** Start of EXERCISE MATERIAL **
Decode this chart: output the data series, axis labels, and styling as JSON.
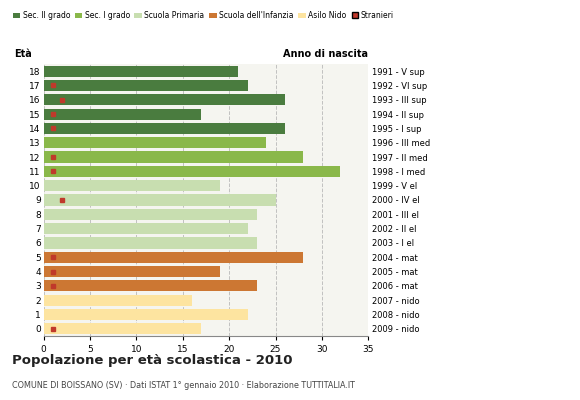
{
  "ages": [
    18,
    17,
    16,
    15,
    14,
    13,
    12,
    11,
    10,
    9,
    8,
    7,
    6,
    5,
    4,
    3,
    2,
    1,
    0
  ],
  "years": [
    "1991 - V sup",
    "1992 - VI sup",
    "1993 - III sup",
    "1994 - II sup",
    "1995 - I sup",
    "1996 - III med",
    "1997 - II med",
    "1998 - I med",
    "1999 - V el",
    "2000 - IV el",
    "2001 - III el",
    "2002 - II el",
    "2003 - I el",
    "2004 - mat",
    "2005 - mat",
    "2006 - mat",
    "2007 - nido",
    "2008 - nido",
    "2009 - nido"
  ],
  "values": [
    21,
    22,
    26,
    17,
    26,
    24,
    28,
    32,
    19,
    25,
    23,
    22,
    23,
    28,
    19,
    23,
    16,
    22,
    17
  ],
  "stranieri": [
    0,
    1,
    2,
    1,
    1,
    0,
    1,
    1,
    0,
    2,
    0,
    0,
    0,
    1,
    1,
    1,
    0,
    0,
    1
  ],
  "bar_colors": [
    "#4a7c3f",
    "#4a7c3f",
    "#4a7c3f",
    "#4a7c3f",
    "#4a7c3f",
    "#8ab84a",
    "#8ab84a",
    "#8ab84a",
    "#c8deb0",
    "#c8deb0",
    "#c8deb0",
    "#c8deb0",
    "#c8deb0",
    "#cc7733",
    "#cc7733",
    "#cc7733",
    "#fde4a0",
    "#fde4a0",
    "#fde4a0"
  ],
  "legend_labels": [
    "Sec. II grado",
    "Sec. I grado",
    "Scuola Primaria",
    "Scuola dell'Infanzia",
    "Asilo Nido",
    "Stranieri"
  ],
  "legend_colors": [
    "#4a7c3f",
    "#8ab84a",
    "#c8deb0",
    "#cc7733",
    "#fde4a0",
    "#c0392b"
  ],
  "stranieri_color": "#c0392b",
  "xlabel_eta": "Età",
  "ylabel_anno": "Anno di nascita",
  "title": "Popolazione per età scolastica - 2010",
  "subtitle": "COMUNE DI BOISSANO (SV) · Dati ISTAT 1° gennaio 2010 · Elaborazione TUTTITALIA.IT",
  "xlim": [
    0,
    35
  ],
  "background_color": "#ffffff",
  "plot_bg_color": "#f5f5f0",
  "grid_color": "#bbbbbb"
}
** End of EXERCISE MATERIAL **
* _STATED PROBLEM_: Repeat the records above exactly, leaving out any pictures they contain.

* _SOLUTION BELOW_:
Decode this chart: output the data series, axis labels, and styling as JSON.
{
  "ages": [
    18,
    17,
    16,
    15,
    14,
    13,
    12,
    11,
    10,
    9,
    8,
    7,
    6,
    5,
    4,
    3,
    2,
    1,
    0
  ],
  "years": [
    "1991 - V sup",
    "1992 - VI sup",
    "1993 - III sup",
    "1994 - II sup",
    "1995 - I sup",
    "1996 - III med",
    "1997 - II med",
    "1998 - I med",
    "1999 - V el",
    "2000 - IV el",
    "2001 - III el",
    "2002 - II el",
    "2003 - I el",
    "2004 - mat",
    "2005 - mat",
    "2006 - mat",
    "2007 - nido",
    "2008 - nido",
    "2009 - nido"
  ],
  "values": [
    21,
    22,
    26,
    17,
    26,
    24,
    28,
    32,
    19,
    25,
    23,
    22,
    23,
    28,
    19,
    23,
    16,
    22,
    17
  ],
  "stranieri": [
    0,
    1,
    2,
    1,
    1,
    0,
    1,
    1,
    0,
    2,
    0,
    0,
    0,
    1,
    1,
    1,
    0,
    0,
    1
  ],
  "bar_colors": [
    "#4a7c3f",
    "#4a7c3f",
    "#4a7c3f",
    "#4a7c3f",
    "#4a7c3f",
    "#8ab84a",
    "#8ab84a",
    "#8ab84a",
    "#c8deb0",
    "#c8deb0",
    "#c8deb0",
    "#c8deb0",
    "#c8deb0",
    "#cc7733",
    "#cc7733",
    "#cc7733",
    "#fde4a0",
    "#fde4a0",
    "#fde4a0"
  ],
  "legend_labels": [
    "Sec. II grado",
    "Sec. I grado",
    "Scuola Primaria",
    "Scuola dell'Infanzia",
    "Asilo Nido",
    "Stranieri"
  ],
  "legend_colors": [
    "#4a7c3f",
    "#8ab84a",
    "#c8deb0",
    "#cc7733",
    "#fde4a0",
    "#c0392b"
  ],
  "stranieri_color": "#c0392b",
  "xlabel_eta": "Età",
  "ylabel_anno": "Anno di nascita",
  "title": "Popolazione per età scolastica - 2010",
  "subtitle": "COMUNE DI BOISSANO (SV) · Dati ISTAT 1° gennaio 2010 · Elaborazione TUTTITALIA.IT",
  "xlim": [
    0,
    35
  ],
  "background_color": "#ffffff",
  "plot_bg_color": "#f5f5f0",
  "grid_color": "#bbbbbb"
}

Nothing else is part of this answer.